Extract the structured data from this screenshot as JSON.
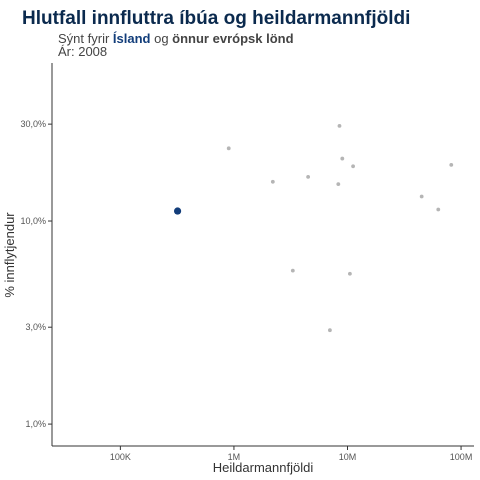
{
  "header": {
    "title": "Hlutfall innfluttra íbúa og heildarmannfjöldi",
    "subtitle_prefix": "Sýnt fyrir ",
    "subtitle_highlight": "Ísland",
    "subtitle_mid": " og ",
    "subtitle_rest": "önnur evrópsk lönd",
    "year_line": "Ár: 2008"
  },
  "colors": {
    "highlight": "#123d7a",
    "others": "#b5b5b5",
    "title": "#0b2a4e"
  },
  "chart_data": {
    "type": "scatter",
    "title": "Hlutfall innfluttra íbúa og heildarmannfjöldi",
    "xlabel": "Heildarmannfjöldi",
    "ylabel": "% innflytjendur",
    "x_scale": "log",
    "y_scale": "log",
    "xlim": [
      25000,
      130000000
    ],
    "ylim": [
      0.0078,
      0.6
    ],
    "x_ticks": [
      100000,
      1000000,
      10000000,
      100000000
    ],
    "x_tick_labels": [
      "100K",
      "1M",
      "10M",
      "100M"
    ],
    "y_ticks": [
      0.01,
      0.03,
      0.1,
      0.3
    ],
    "y_tick_labels": [
      "1,0%",
      "3,0%",
      "10,0%",
      "30,0%"
    ],
    "grid": false,
    "series": [
      {
        "name": "Ísland",
        "highlight": true,
        "points": [
          {
            "x": 319000,
            "y": 0.112
          }
        ]
      },
      {
        "name": "önnur evrópsk lönd",
        "highlight": false,
        "points": [
          {
            "x": 900000,
            "y": 0.228
          },
          {
            "x": 2200000,
            "y": 0.156
          },
          {
            "x": 3300000,
            "y": 0.057
          },
          {
            "x": 4500000,
            "y": 0.165
          },
          {
            "x": 7000000,
            "y": 0.029
          },
          {
            "x": 8300000,
            "y": 0.152
          },
          {
            "x": 8500000,
            "y": 0.294
          },
          {
            "x": 9000000,
            "y": 0.203
          },
          {
            "x": 10500000,
            "y": 0.055
          },
          {
            "x": 11200000,
            "y": 0.186
          },
          {
            "x": 45000000,
            "y": 0.132
          },
          {
            "x": 63000000,
            "y": 0.114
          },
          {
            "x": 82000000,
            "y": 0.189
          }
        ]
      }
    ]
  }
}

··········

#### [EXERCISE AIM]
Determine the number of lines where the string "evrópsk" occurs, and give that number only.

#### [EXERCISE ANSWER]
2